• Task objective
Write out every entry, unchanged. Skip any picture.

* start Dataset rows *

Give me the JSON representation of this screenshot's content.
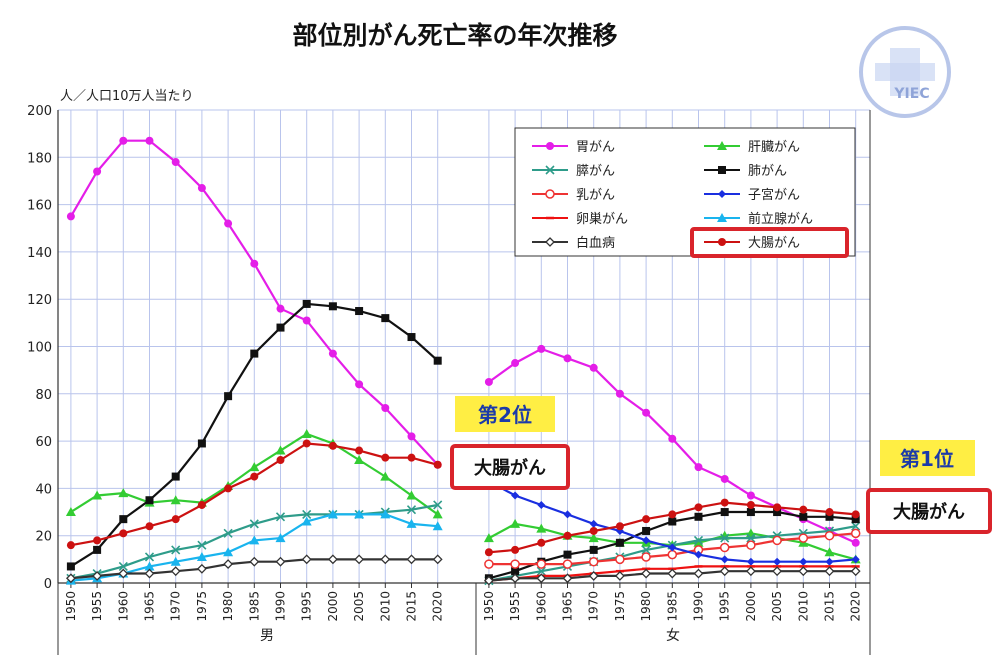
{
  "chart_data": {
    "type": "line",
    "title": "部位別がん死亡率の年次推移",
    "ylabel": "人／人口10万人当たり",
    "ylim": [
      0,
      200
    ],
    "yticks": [
      0,
      20,
      40,
      60,
      80,
      100,
      120,
      140,
      160,
      180,
      200
    ],
    "x": [
      1950,
      1955,
      1960,
      1965,
      1970,
      1975,
      1980,
      1985,
      1990,
      1995,
      2000,
      2005,
      2010,
      2015,
      2020
    ],
    "grid": true,
    "legend_position": "top-right",
    "groups": [
      {
        "label": "男",
        "series": [
          {
            "name": "胃がん",
            "color": "#e41ee8",
            "marker": "circle",
            "values": [
              155,
              174,
              187,
              187,
              178,
              167,
              152,
              135,
              116,
              111,
              97,
              84,
              74,
              62,
              50
            ]
          },
          {
            "name": "肝臓がん",
            "color": "#33cc33",
            "marker": "triangle",
            "values": [
              30,
              37,
              38,
              34,
              35,
              34,
              41,
              49,
              56,
              63,
              59,
              52,
              45,
              37,
              29
            ]
          },
          {
            "name": "膵がん",
            "color": "#2e9c8a",
            "marker": "x",
            "values": [
              2,
              4,
              7,
              11,
              14,
              16,
              21,
              25,
              28,
              29,
              29,
              29,
              30,
              31,
              33
            ]
          },
          {
            "name": "肺がん",
            "color": "#111111",
            "marker": "square",
            "values": [
              7,
              14,
              27,
              35,
              45,
              59,
              79,
              97,
              108,
              118,
              117,
              115,
              112,
              104,
              94
            ]
          },
          {
            "name": "乳がん",
            "color": "#ee3333",
            "marker": "open-circle",
            "values": [
              null,
              null,
              null,
              null,
              null,
              null,
              null,
              null,
              null,
              null,
              null,
              null,
              null,
              null,
              null
            ]
          },
          {
            "name": "子宮がん",
            "color": "#1a2fe0",
            "marker": "diamond",
            "values": [
              null,
              null,
              null,
              null,
              null,
              null,
              null,
              null,
              null,
              null,
              null,
              null,
              null,
              null,
              null
            ]
          },
          {
            "name": "卵巣がん",
            "color": "#ee1111",
            "marker": "dash",
            "values": [
              null,
              null,
              null,
              null,
              null,
              null,
              null,
              null,
              null,
              null,
              null,
              null,
              null,
              null,
              null
            ]
          },
          {
            "name": "前立腺がん",
            "color": "#19b4ee",
            "marker": "triangle",
            "values": [
              1,
              2,
              4,
              7,
              9,
              11,
              13,
              18,
              19,
              26,
              29,
              29,
              29,
              25,
              24
            ]
          },
          {
            "name": "白血病",
            "color": "#333333",
            "marker": "open-diamond",
            "values": [
              2,
              3,
              4,
              4,
              5,
              6,
              8,
              9,
              9,
              10,
              10,
              10,
              10,
              10,
              10
            ]
          },
          {
            "name": "大腸がん",
            "color": "#cc1111",
            "marker": "circle",
            "values": [
              16,
              18,
              21,
              24,
              27,
              33,
              40,
              45,
              52,
              59,
              58,
              56,
              53,
              53,
              50
            ]
          }
        ]
      },
      {
        "label": "女",
        "series": [
          {
            "name": "胃がん",
            "color": "#e41ee8",
            "marker": "circle",
            "values": [
              85,
              93,
              99,
              95,
              91,
              80,
              72,
              61,
              49,
              44,
              37,
              32,
              27,
              22,
              17
            ]
          },
          {
            "name": "肝臓がん",
            "color": "#33cc33",
            "marker": "triangle",
            "values": [
              19,
              25,
              23,
              20,
              19,
              17,
              17,
              16,
              17,
              20,
              21,
              19,
              17,
              13,
              10
            ]
          },
          {
            "name": "膵がん",
            "color": "#2e9c8a",
            "marker": "x",
            "values": [
              1,
              3,
              5,
              7,
              9,
              11,
              14,
              16,
              18,
              19,
              19,
              20,
              21,
              22,
              24
            ]
          },
          {
            "name": "肺がん",
            "color": "#111111",
            "marker": "square",
            "values": [
              2,
              5,
              9,
              12,
              14,
              17,
              22,
              26,
              28,
              30,
              30,
              30,
              28,
              28,
              27
            ]
          },
          {
            "name": "乳がん",
            "color": "#ee3333",
            "marker": "open-circle",
            "values": [
              8,
              8,
              8,
              8,
              9,
              10,
              11,
              12,
              14,
              15,
              16,
              18,
              19,
              20,
              21
            ]
          },
          {
            "name": "子宮がん",
            "color": "#1a2fe0",
            "marker": "diamond",
            "values": [
              43,
              37,
              33,
              29,
              25,
              22,
              18,
              15,
              12,
              10,
              9,
              9,
              9,
              9,
              10
            ]
          },
          {
            "name": "卵巣がん",
            "color": "#ee1111",
            "marker": "dash",
            "values": [
              1,
              2,
              3,
              3,
              4,
              5,
              6,
              6,
              7,
              7,
              7,
              7,
              7,
              7,
              7
            ]
          },
          {
            "name": "前立腺がん",
            "color": "#19b4ee",
            "marker": "triangle",
            "values": [
              null,
              null,
              null,
              null,
              null,
              null,
              null,
              null,
              null,
              null,
              null,
              null,
              null,
              null,
              null
            ]
          },
          {
            "name": "白血病",
            "color": "#333333",
            "marker": "open-diamond",
            "values": [
              1,
              2,
              2,
              2,
              3,
              3,
              4,
              4,
              4,
              5,
              5,
              5,
              5,
              5,
              5
            ]
          },
          {
            "name": "大腸がん",
            "color": "#cc1111",
            "marker": "circle",
            "values": [
              13,
              14,
              17,
              20,
              22,
              24,
              27,
              29,
              32,
              34,
              33,
              32,
              31,
              30,
              29
            ]
          }
        ]
      }
    ],
    "legend": [
      "胃がん",
      "肝臓がん",
      "膵がん",
      "肺がん",
      "乳がん",
      "子宮がん",
      "卵巣がん",
      "前立腺がん",
      "白血病",
      "大腸がん"
    ],
    "legend_highlight": "大腸がん",
    "annotations": [
      {
        "group": "男",
        "rank": "第2位",
        "label": "大腸がん"
      },
      {
        "group": "女",
        "rank": "第1位",
        "label": "大腸がん"
      }
    ]
  },
  "logo": {
    "text": "YIEC"
  },
  "colors": {
    "grid": "#b9c4ec",
    "highlight_box": "#d9242b",
    "rank_bg": "#ffee44"
  }
}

* end Dataset rows *

• Task result
Give me the JSON representation of this screenshot's content.
{
  "chart_data": {
    "type": "line",
    "title": "部位別がん死亡率の年次推移",
    "ylabel": "人／人口10万人当たり",
    "ylim": [
      0,
      200
    ],
    "yticks": [
      0,
      20,
      40,
      60,
      80,
      100,
      120,
      140,
      160,
      180,
      200
    ],
    "x": [
      1950,
      1955,
      1960,
      1965,
      1970,
      1975,
      1980,
      1985,
      1990,
      1995,
      2000,
      2005,
      2010,
      2015,
      2020
    ],
    "grid": true,
    "legend_position": "top-right",
    "groups": [
      {
        "label": "男",
        "series": [
          {
            "name": "胃がん",
            "color": "#e41ee8",
            "marker": "circle",
            "values": [
              155,
              174,
              187,
              187,
              178,
              167,
              152,
              135,
              116,
              111,
              97,
              84,
              74,
              62,
              50
            ]
          },
          {
            "name": "肝臓がん",
            "color": "#33cc33",
            "marker": "triangle",
            "values": [
              30,
              37,
              38,
              34,
              35,
              34,
              41,
              49,
              56,
              63,
              59,
              52,
              45,
              37,
              29
            ]
          },
          {
            "name": "膵がん",
            "color": "#2e9c8a",
            "marker": "x",
            "values": [
              2,
              4,
              7,
              11,
              14,
              16,
              21,
              25,
              28,
              29,
              29,
              29,
              30,
              31,
              33
            ]
          },
          {
            "name": "肺がん",
            "color": "#111111",
            "marker": "square",
            "values": [
              7,
              14,
              27,
              35,
              45,
              59,
              79,
              97,
              108,
              118,
              117,
              115,
              112,
              104,
              94
            ]
          },
          {
            "name": "乳がん",
            "color": "#ee3333",
            "marker": "open-circle",
            "values": [
              null,
              null,
              null,
              null,
              null,
              null,
              null,
              null,
              null,
              null,
              null,
              null,
              null,
              null,
              null
            ]
          },
          {
            "name": "子宮がん",
            "color": "#1a2fe0",
            "marker": "diamond",
            "values": [
              null,
              null,
              null,
              null,
              null,
              null,
              null,
              null,
              null,
              null,
              null,
              null,
              null,
              null,
              null
            ]
          },
          {
            "name": "卵巣がん",
            "color": "#ee1111",
            "marker": "dash",
            "values": [
              null,
              null,
              null,
              null,
              null,
              null,
              null,
              null,
              null,
              null,
              null,
              null,
              null,
              null,
              null
            ]
          },
          {
            "name": "前立腺がん",
            "color": "#19b4ee",
            "marker": "triangle",
            "values": [
              1,
              2,
              4,
              7,
              9,
              11,
              13,
              18,
              19,
              26,
              29,
              29,
              29,
              25,
              24
            ]
          },
          {
            "name": "白血病",
            "color": "#333333",
            "marker": "open-diamond",
            "values": [
              2,
              3,
              4,
              4,
              5,
              6,
              8,
              9,
              9,
              10,
              10,
              10,
              10,
              10,
              10
            ]
          },
          {
            "name": "大腸がん",
            "color": "#cc1111",
            "marker": "circle",
            "values": [
              16,
              18,
              21,
              24,
              27,
              33,
              40,
              45,
              52,
              59,
              58,
              56,
              53,
              53,
              50
            ]
          }
        ]
      },
      {
        "label": "女",
        "series": [
          {
            "name": "胃がん",
            "color": "#e41ee8",
            "marker": "circle",
            "values": [
              85,
              93,
              99,
              95,
              91,
              80,
              72,
              61,
              49,
              44,
              37,
              32,
              27,
              22,
              17
            ]
          },
          {
            "name": "肝臓がん",
            "color": "#33cc33",
            "marker": "triangle",
            "values": [
              19,
              25,
              23,
              20,
              19,
              17,
              17,
              16,
              17,
              20,
              21,
              19,
              17,
              13,
              10
            ]
          },
          {
            "name": "膵がん",
            "color": "#2e9c8a",
            "marker": "x",
            "values": [
              1,
              3,
              5,
              7,
              9,
              11,
              14,
              16,
              18,
              19,
              19,
              20,
              21,
              22,
              24
            ]
          },
          {
            "name": "肺がん",
            "color": "#111111",
            "marker": "square",
            "values": [
              2,
              5,
              9,
              12,
              14,
              17,
              22,
              26,
              28,
              30,
              30,
              30,
              28,
              28,
              27
            ]
          },
          {
            "name": "乳がん",
            "color": "#ee3333",
            "marker": "open-circle",
            "values": [
              8,
              8,
              8,
              8,
              9,
              10,
              11,
              12,
              14,
              15,
              16,
              18,
              19,
              20,
              21
            ]
          },
          {
            "name": "子宮がん",
            "color": "#1a2fe0",
            "marker": "diamond",
            "values": [
              43,
              37,
              33,
              29,
              25,
              22,
              18,
              15,
              12,
              10,
              9,
              9,
              9,
              9,
              10
            ]
          },
          {
            "name": "卵巣がん",
            "color": "#ee1111",
            "marker": "dash",
            "values": [
              1,
              2,
              3,
              3,
              4,
              5,
              6,
              6,
              7,
              7,
              7,
              7,
              7,
              7,
              7
            ]
          },
          {
            "name": "前立腺がん",
            "color": "#19b4ee",
            "marker": "triangle",
            "values": [
              null,
              null,
              null,
              null,
              null,
              null,
              null,
              null,
              null,
              null,
              null,
              null,
              null,
              null,
              null
            ]
          },
          {
            "name": "白血病",
            "color": "#333333",
            "marker": "open-diamond",
            "values": [
              1,
              2,
              2,
              2,
              3,
              3,
              4,
              4,
              4,
              5,
              5,
              5,
              5,
              5,
              5
            ]
          },
          {
            "name": "大腸がん",
            "color": "#cc1111",
            "marker": "circle",
            "values": [
              13,
              14,
              17,
              20,
              22,
              24,
              27,
              29,
              32,
              34,
              33,
              32,
              31,
              30,
              29
            ]
          }
        ]
      }
    ],
    "legend": [
      "胃がん",
      "肝臓がん",
      "膵がん",
      "肺がん",
      "乳がん",
      "子宮がん",
      "卵巣がん",
      "前立腺がん",
      "白血病",
      "大腸がん"
    ],
    "legend_highlight": "大腸がん",
    "annotations": [
      {
        "group": "男",
        "rank": "第2位",
        "label": "大腸がん"
      },
      {
        "group": "女",
        "rank": "第1位",
        "label": "大腸がん"
      }
    ]
  },
  "logo": {
    "text": "YIEC"
  },
  "colors": {
    "grid": "#b9c4ec",
    "highlight_box": "#d9242b",
    "rank_bg": "#ffee44"
  }
}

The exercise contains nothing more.